§ **SHORT TASK**
Output each line of the material exactly as it stands.

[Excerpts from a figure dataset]
**********
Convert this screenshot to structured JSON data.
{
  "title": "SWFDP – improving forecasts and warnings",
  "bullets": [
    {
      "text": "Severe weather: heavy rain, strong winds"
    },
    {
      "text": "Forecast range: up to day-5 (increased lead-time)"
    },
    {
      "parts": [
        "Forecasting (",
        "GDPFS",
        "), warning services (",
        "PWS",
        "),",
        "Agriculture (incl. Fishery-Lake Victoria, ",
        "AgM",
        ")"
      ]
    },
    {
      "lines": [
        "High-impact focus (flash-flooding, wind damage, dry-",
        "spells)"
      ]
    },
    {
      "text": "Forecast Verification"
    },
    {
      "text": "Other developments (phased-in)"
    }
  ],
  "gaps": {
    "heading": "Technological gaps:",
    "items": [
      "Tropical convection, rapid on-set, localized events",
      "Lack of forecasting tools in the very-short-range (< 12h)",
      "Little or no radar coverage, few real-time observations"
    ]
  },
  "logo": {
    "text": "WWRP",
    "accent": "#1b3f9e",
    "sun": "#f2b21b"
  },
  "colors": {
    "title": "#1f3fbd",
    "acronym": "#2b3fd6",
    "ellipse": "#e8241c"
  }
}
**********
§ **EXPECTED OUTPUT**
Convert this screenshot to structured JSON data.
{
  "title": "SWFDP – improving forecasts and warnings",
  "bullets": [
    {
      "text": "Severe weather: heavy rain, strong winds"
    },
    {
      "text": "Forecast range: up to day-5 (increased lead-time)"
    },
    {
      "parts": [
        "Forecasting (",
        "GDPFS",
        "), warning services (",
        "PWS",
        "),",
        "Agriculture (incl. Fishery-Lake Victoria, ",
        "AgM",
        ")"
      ]
    },
    {
      "lines": [
        "High-impact focus (flash-flooding, wind damage, dry-",
        "spells)"
      ]
    },
    {
      "text": "Forecast Verification"
    },
    {
      "text": "Other developments (phased-in)"
    }
  ],
  "gaps": {
    "heading": "Technological gaps:",
    "items": [
      "Tropical convection, rapid on-set, localized events",
      "Lack of forecasting tools in the very-short-range (< 12h)",
      "Little or no radar coverage, few real-time observations"
    ]
  },
  "logo": {
    "text": "WWRP",
    "accent": "#1b3f9e",
    "sun": "#f2b21b"
  },
  "colors": {
    "title": "#1f3fbd",
    "acronym": "#2b3fd6",
    "ellipse": "#e8241c"
  }
}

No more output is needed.